Given exercise:
Below are some records. How many of their lines contain the string "JSON"? Give the number only.

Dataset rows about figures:

┄┄┄┄┄┄┄┄┄┄

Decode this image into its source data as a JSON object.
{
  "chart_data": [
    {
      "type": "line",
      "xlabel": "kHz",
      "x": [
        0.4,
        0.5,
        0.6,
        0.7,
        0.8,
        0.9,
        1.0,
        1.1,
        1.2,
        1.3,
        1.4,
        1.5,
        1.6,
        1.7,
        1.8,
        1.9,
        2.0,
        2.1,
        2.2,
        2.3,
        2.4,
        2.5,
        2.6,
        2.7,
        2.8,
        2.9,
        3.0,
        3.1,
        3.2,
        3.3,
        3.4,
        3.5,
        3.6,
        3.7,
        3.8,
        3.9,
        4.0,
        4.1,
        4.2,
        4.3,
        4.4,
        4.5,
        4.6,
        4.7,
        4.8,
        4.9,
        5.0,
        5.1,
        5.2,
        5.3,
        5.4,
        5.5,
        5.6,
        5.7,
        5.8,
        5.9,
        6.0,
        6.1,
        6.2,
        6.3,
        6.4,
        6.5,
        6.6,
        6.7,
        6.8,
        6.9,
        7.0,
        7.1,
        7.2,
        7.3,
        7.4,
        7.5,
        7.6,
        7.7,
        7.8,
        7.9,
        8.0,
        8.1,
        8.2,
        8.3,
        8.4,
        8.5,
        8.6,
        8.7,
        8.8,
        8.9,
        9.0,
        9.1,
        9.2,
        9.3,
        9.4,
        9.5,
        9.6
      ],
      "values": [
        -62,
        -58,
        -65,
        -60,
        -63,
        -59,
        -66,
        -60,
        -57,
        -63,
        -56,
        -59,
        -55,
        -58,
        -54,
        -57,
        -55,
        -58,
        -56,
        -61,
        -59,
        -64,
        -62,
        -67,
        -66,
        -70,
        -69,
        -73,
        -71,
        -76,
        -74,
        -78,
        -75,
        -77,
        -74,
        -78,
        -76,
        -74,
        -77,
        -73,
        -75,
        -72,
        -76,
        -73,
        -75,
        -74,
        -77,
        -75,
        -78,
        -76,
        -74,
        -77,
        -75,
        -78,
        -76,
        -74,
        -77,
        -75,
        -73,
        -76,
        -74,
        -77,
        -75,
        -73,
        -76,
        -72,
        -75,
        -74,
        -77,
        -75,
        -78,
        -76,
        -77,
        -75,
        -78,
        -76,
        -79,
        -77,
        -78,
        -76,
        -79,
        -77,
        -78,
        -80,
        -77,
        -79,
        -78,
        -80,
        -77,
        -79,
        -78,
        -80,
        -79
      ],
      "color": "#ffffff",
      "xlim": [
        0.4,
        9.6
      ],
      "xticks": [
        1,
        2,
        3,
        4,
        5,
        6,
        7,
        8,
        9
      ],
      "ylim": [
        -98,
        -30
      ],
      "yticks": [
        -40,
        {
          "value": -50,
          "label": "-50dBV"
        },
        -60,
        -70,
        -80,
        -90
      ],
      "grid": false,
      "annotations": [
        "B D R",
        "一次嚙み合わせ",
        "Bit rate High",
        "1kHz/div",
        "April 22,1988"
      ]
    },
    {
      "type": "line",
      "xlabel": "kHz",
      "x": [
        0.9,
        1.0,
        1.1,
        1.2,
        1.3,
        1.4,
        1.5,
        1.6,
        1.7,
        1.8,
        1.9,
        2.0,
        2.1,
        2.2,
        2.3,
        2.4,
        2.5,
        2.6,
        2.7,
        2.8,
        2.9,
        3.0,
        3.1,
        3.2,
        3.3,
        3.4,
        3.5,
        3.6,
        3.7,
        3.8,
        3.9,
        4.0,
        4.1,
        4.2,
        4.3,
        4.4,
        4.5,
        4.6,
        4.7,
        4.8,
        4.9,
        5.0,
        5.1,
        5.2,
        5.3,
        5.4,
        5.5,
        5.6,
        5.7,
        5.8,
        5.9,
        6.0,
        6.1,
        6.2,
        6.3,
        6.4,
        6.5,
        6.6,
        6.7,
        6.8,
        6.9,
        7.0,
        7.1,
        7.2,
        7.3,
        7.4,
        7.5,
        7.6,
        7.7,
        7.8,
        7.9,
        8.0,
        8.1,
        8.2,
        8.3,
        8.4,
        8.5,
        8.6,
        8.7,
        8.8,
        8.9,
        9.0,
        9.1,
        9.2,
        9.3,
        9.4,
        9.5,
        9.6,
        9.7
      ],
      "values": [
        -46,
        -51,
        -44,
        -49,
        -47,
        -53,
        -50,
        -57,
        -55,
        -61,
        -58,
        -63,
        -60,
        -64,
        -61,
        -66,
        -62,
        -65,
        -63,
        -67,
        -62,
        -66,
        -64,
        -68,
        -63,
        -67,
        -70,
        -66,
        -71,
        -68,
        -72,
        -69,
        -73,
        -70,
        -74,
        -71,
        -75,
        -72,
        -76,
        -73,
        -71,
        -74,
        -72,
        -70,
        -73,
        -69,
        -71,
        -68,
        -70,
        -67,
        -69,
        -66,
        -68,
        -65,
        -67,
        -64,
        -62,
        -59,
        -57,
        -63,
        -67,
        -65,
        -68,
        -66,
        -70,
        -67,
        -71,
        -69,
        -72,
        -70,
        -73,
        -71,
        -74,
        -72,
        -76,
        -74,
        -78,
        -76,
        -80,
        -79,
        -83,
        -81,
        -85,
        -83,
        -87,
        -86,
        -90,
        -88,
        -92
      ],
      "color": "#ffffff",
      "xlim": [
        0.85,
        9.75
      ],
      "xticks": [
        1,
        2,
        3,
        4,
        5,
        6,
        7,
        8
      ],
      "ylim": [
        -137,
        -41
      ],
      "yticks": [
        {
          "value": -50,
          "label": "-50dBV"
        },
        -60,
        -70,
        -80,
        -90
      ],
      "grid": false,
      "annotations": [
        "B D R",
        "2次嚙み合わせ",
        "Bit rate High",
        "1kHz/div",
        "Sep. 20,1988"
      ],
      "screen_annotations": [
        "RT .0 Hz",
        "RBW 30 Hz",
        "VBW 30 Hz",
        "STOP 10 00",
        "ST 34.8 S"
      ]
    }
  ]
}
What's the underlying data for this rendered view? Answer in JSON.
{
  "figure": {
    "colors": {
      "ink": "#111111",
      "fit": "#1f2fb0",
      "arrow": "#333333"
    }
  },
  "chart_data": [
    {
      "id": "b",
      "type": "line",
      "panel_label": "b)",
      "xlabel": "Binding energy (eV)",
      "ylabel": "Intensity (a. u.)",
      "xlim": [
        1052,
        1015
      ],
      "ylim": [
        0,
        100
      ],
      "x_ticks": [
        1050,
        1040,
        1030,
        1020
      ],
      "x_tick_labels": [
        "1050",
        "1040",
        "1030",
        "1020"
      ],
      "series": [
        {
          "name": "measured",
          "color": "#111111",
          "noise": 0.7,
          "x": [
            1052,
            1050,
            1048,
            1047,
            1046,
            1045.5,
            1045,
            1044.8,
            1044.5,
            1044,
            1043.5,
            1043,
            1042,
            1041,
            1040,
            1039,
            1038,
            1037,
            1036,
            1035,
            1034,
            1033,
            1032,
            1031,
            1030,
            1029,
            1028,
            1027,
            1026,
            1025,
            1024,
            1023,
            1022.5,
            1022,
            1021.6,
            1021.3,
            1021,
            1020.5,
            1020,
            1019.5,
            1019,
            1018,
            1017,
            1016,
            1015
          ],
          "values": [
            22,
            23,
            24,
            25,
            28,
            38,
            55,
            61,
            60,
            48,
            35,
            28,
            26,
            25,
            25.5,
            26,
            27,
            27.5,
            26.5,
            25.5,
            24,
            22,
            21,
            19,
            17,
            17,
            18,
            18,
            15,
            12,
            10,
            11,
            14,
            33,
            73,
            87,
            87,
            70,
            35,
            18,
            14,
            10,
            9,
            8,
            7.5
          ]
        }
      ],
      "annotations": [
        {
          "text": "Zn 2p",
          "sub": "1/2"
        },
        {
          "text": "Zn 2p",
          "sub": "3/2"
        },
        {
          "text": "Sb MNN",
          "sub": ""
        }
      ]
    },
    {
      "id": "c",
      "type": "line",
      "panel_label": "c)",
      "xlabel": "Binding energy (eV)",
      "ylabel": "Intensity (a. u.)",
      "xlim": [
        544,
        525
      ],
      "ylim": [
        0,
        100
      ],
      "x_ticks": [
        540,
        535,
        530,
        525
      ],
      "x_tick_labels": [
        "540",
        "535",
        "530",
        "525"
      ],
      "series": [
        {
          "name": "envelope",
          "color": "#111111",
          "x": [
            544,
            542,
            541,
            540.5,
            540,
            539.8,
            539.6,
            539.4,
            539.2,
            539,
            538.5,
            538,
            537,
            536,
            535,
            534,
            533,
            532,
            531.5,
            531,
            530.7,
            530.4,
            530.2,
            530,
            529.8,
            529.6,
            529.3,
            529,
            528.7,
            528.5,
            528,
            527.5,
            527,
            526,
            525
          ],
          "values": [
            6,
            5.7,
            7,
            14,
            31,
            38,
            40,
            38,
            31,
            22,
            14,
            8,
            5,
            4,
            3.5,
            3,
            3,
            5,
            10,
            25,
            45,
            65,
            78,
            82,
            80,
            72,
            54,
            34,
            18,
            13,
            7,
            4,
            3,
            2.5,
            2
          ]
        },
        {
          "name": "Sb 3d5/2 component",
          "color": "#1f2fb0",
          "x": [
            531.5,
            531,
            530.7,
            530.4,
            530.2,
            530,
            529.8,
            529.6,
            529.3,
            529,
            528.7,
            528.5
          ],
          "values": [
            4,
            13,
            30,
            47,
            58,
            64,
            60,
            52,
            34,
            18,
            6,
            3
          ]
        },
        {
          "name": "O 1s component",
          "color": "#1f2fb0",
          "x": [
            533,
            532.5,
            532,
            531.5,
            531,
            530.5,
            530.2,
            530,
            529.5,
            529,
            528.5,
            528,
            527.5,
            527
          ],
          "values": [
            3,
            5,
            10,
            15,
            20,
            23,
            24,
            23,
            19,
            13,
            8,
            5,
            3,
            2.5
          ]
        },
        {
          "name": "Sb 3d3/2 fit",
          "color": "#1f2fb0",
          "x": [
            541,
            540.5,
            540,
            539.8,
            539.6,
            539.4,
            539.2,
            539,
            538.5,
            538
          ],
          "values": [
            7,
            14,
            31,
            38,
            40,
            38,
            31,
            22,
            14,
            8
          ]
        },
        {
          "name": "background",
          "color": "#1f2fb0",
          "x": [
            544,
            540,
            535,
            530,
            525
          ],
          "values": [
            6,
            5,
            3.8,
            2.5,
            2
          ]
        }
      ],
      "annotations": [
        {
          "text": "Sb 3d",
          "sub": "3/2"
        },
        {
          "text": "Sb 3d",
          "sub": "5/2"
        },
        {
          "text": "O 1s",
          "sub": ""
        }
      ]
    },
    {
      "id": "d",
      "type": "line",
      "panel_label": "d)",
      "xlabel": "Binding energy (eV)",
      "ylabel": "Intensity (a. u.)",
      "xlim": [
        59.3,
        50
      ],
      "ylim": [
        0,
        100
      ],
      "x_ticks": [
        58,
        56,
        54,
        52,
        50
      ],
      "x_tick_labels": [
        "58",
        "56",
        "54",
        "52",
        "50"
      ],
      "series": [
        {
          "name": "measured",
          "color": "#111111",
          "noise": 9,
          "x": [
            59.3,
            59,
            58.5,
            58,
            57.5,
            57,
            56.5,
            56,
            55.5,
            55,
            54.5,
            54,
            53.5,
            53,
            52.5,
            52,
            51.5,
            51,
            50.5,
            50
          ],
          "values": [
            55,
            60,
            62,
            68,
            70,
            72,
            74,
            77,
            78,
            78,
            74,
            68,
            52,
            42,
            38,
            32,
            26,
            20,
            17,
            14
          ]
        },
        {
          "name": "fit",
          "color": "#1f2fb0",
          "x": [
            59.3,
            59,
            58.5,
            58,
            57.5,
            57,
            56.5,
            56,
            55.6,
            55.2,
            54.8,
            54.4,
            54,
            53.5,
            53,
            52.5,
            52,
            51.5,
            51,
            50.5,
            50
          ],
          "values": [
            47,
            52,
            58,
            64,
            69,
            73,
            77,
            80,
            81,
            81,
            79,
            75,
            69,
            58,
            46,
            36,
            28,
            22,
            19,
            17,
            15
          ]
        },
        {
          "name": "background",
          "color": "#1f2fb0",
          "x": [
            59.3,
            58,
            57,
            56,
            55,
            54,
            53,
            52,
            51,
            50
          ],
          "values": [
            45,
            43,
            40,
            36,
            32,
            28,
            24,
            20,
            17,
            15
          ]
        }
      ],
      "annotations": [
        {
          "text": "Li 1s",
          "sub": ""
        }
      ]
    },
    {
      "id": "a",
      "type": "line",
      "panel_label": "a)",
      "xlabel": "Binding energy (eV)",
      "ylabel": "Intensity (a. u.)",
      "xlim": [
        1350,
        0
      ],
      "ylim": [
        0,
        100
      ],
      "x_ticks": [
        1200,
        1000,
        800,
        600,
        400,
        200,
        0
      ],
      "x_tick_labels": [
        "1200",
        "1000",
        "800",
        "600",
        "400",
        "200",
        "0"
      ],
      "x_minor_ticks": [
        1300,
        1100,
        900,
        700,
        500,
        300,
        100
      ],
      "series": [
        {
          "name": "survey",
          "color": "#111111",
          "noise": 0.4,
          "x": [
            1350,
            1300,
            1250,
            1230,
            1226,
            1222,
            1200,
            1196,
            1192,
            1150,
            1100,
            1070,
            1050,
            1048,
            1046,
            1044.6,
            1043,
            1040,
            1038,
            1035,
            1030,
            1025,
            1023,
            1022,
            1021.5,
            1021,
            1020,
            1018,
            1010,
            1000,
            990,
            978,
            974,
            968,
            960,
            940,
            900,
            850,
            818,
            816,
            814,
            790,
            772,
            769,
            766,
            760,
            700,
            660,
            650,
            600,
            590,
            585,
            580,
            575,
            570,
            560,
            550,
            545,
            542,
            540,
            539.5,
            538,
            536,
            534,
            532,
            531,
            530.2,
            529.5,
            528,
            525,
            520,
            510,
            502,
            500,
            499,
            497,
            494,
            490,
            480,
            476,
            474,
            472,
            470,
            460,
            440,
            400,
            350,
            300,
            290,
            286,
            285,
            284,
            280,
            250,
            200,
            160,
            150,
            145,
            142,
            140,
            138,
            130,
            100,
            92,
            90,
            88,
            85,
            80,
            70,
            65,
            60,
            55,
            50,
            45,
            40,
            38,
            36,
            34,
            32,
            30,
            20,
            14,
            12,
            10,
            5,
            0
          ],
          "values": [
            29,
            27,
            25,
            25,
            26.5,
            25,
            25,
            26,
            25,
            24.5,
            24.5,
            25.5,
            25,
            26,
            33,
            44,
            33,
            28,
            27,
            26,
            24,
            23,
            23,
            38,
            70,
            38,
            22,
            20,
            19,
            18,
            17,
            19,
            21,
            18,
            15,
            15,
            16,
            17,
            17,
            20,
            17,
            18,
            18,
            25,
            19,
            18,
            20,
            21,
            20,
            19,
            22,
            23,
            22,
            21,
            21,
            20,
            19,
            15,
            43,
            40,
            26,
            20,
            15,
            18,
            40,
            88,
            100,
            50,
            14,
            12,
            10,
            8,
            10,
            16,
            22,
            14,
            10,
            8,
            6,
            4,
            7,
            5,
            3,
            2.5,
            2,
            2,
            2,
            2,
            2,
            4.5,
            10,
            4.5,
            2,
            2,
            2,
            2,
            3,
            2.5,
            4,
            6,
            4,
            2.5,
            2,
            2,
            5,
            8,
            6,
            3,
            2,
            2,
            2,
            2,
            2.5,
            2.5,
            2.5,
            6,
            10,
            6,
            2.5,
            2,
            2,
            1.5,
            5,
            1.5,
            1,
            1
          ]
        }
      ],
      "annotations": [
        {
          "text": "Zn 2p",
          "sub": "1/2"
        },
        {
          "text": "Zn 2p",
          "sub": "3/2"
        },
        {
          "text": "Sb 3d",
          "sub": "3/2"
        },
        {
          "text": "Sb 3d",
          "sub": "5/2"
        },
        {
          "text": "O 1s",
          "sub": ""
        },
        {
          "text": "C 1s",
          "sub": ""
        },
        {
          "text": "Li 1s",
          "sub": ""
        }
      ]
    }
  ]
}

┄┄┄┄┄┄┄┄┄┄

Response to the task:
2